Set down all of the entries word for word, omitting the images they contain.

★ ★ ★ ★ ★ ★ ★

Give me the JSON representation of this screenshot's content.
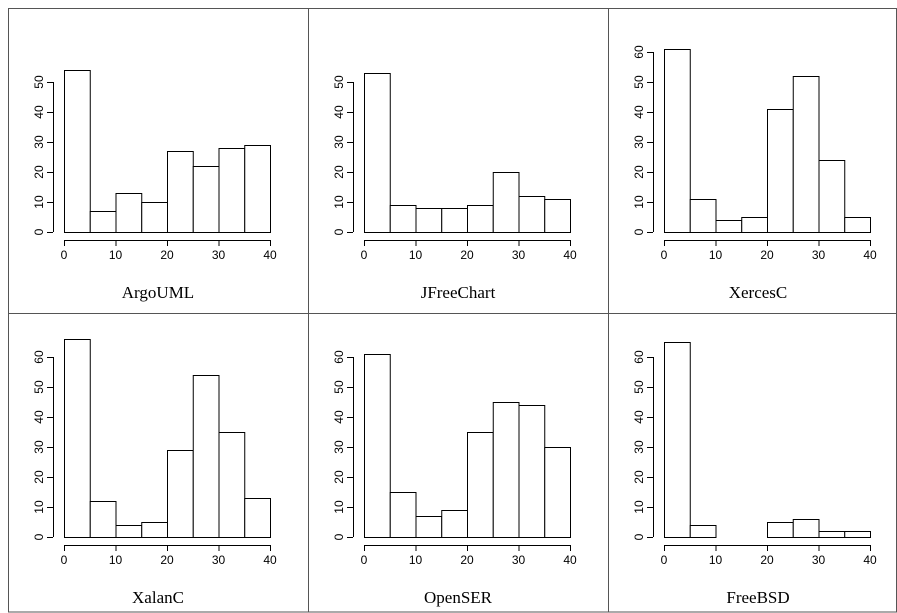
{
  "chart_data": [
    {
      "type": "bar",
      "title": "ArgoUML",
      "bins": [
        [
          0,
          5
        ],
        [
          5,
          10
        ],
        [
          10,
          15
        ],
        [
          15,
          20
        ],
        [
          20,
          25
        ],
        [
          25,
          30
        ],
        [
          30,
          35
        ],
        [
          35,
          40
        ]
      ],
      "values": [
        54,
        7,
        13,
        10,
        27,
        22,
        28,
        29
      ],
      "xlim": [
        0,
        40
      ],
      "xticks": [
        0,
        10,
        20,
        30,
        40
      ],
      "yticks": [
        0,
        10,
        20,
        30,
        40,
        50
      ]
    },
    {
      "type": "bar",
      "title": "JFreeChart",
      "bins": [
        [
          0,
          5
        ],
        [
          5,
          10
        ],
        [
          10,
          15
        ],
        [
          15,
          20
        ],
        [
          20,
          25
        ],
        [
          25,
          30
        ],
        [
          30,
          35
        ],
        [
          35,
          40
        ]
      ],
      "values": [
        53,
        9,
        8,
        8,
        9,
        20,
        12,
        11
      ],
      "xlim": [
        0,
        40
      ],
      "xticks": [
        0,
        10,
        20,
        30,
        40
      ],
      "yticks": [
        0,
        10,
        20,
        30,
        40,
        50
      ]
    },
    {
      "type": "bar",
      "title": "XercesC",
      "bins": [
        [
          0,
          5
        ],
        [
          5,
          10
        ],
        [
          10,
          15
        ],
        [
          15,
          20
        ],
        [
          20,
          25
        ],
        [
          25,
          30
        ],
        [
          30,
          35
        ],
        [
          35,
          40
        ]
      ],
      "values": [
        61,
        11,
        4,
        5,
        41,
        52,
        24,
        5
      ],
      "xlim": [
        0,
        40
      ],
      "xticks": [
        0,
        10,
        20,
        30,
        40
      ],
      "yticks": [
        0,
        10,
        20,
        30,
        40,
        50,
        60
      ]
    },
    {
      "type": "bar",
      "title": "XalanC",
      "bins": [
        [
          0,
          5
        ],
        [
          5,
          10
        ],
        [
          10,
          15
        ],
        [
          15,
          20
        ],
        [
          20,
          25
        ],
        [
          25,
          30
        ],
        [
          30,
          35
        ],
        [
          35,
          40
        ]
      ],
      "values": [
        66,
        12,
        4,
        5,
        29,
        54,
        35,
        13
      ],
      "xlim": [
        0,
        40
      ],
      "xticks": [
        0,
        10,
        20,
        30,
        40
      ],
      "yticks": [
        0,
        10,
        20,
        30,
        40,
        50,
        60
      ]
    },
    {
      "type": "bar",
      "title": "OpenSER",
      "bins": [
        [
          0,
          5
        ],
        [
          5,
          10
        ],
        [
          10,
          15
        ],
        [
          15,
          20
        ],
        [
          20,
          25
        ],
        [
          25,
          30
        ],
        [
          30,
          35
        ],
        [
          35,
          40
        ]
      ],
      "values": [
        61,
        15,
        7,
        9,
        35,
        45,
        44,
        30
      ],
      "xlim": [
        0,
        40
      ],
      "xticks": [
        0,
        10,
        20,
        30,
        40
      ],
      "yticks": [
        0,
        10,
        20,
        30,
        40,
        50,
        60
      ]
    },
    {
      "type": "bar",
      "title": "FreeBSD",
      "bins": [
        [
          0,
          5
        ],
        [
          5,
          10
        ],
        [
          10,
          15
        ],
        [
          15,
          20
        ],
        [
          20,
          25
        ],
        [
          25,
          30
        ],
        [
          30,
          35
        ],
        [
          35,
          40
        ]
      ],
      "values": [
        65,
        4,
        0,
        0,
        5,
        6,
        2,
        2
      ],
      "xlim": [
        0,
        40
      ],
      "xticks": [
        0,
        10,
        20,
        30,
        40
      ],
      "yticks": [
        0,
        10,
        20,
        30,
        40,
        50,
        60
      ]
    }
  ]
}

★ ★ ★ ★ ★ ★ ★

* **Task answer**
Give me the JSON representation of this screenshot's content.
{
  "chart_data": [
    {
      "type": "bar",
      "title": "ArgoUML",
      "bins": [
        [
          0,
          5
        ],
        [
          5,
          10
        ],
        [
          10,
          15
        ],
        [
          15,
          20
        ],
        [
          20,
          25
        ],
        [
          25,
          30
        ],
        [
          30,
          35
        ],
        [
          35,
          40
        ]
      ],
      "values": [
        54,
        7,
        13,
        10,
        27,
        22,
        28,
        29
      ],
      "xlim": [
        0,
        40
      ],
      "xticks": [
        0,
        10,
        20,
        30,
        40
      ],
      "yticks": [
        0,
        10,
        20,
        30,
        40,
        50
      ]
    },
    {
      "type": "bar",
      "title": "JFreeChart",
      "bins": [
        [
          0,
          5
        ],
        [
          5,
          10
        ],
        [
          10,
          15
        ],
        [
          15,
          20
        ],
        [
          20,
          25
        ],
        [
          25,
          30
        ],
        [
          30,
          35
        ],
        [
          35,
          40
        ]
      ],
      "values": [
        53,
        9,
        8,
        8,
        9,
        20,
        12,
        11
      ],
      "xlim": [
        0,
        40
      ],
      "xticks": [
        0,
        10,
        20,
        30,
        40
      ],
      "yticks": [
        0,
        10,
        20,
        30,
        40,
        50
      ]
    },
    {
      "type": "bar",
      "title": "XercesC",
      "bins": [
        [
          0,
          5
        ],
        [
          5,
          10
        ],
        [
          10,
          15
        ],
        [
          15,
          20
        ],
        [
          20,
          25
        ],
        [
          25,
          30
        ],
        [
          30,
          35
        ],
        [
          35,
          40
        ]
      ],
      "values": [
        61,
        11,
        4,
        5,
        41,
        52,
        24,
        5
      ],
      "xlim": [
        0,
        40
      ],
      "xticks": [
        0,
        10,
        20,
        30,
        40
      ],
      "yticks": [
        0,
        10,
        20,
        30,
        40,
        50,
        60
      ]
    },
    {
      "type": "bar",
      "title": "XalanC",
      "bins": [
        [
          0,
          5
        ],
        [
          5,
          10
        ],
        [
          10,
          15
        ],
        [
          15,
          20
        ],
        [
          20,
          25
        ],
        [
          25,
          30
        ],
        [
          30,
          35
        ],
        [
          35,
          40
        ]
      ],
      "values": [
        66,
        12,
        4,
        5,
        29,
        54,
        35,
        13
      ],
      "xlim": [
        0,
        40
      ],
      "xticks": [
        0,
        10,
        20,
        30,
        40
      ],
      "yticks": [
        0,
        10,
        20,
        30,
        40,
        50,
        60
      ]
    },
    {
      "type": "bar",
      "title": "OpenSER",
      "bins": [
        [
          0,
          5
        ],
        [
          5,
          10
        ],
        [
          10,
          15
        ],
        [
          15,
          20
        ],
        [
          20,
          25
        ],
        [
          25,
          30
        ],
        [
          30,
          35
        ],
        [
          35,
          40
        ]
      ],
      "values": [
        61,
        15,
        7,
        9,
        35,
        45,
        44,
        30
      ],
      "xlim": [
        0,
        40
      ],
      "xticks": [
        0,
        10,
        20,
        30,
        40
      ],
      "yticks": [
        0,
        10,
        20,
        30,
        40,
        50,
        60
      ]
    },
    {
      "type": "bar",
      "title": "FreeBSD",
      "bins": [
        [
          0,
          5
        ],
        [
          5,
          10
        ],
        [
          10,
          15
        ],
        [
          15,
          20
        ],
        [
          20,
          25
        ],
        [
          25,
          30
        ],
        [
          30,
          35
        ],
        [
          35,
          40
        ]
      ],
      "values": [
        65,
        4,
        0,
        0,
        5,
        6,
        2,
        2
      ],
      "xlim": [
        0,
        40
      ],
      "xticks": [
        0,
        10,
        20,
        30,
        40
      ],
      "yticks": [
        0,
        10,
        20,
        30,
        40,
        50,
        60
      ]
    }
  ]
}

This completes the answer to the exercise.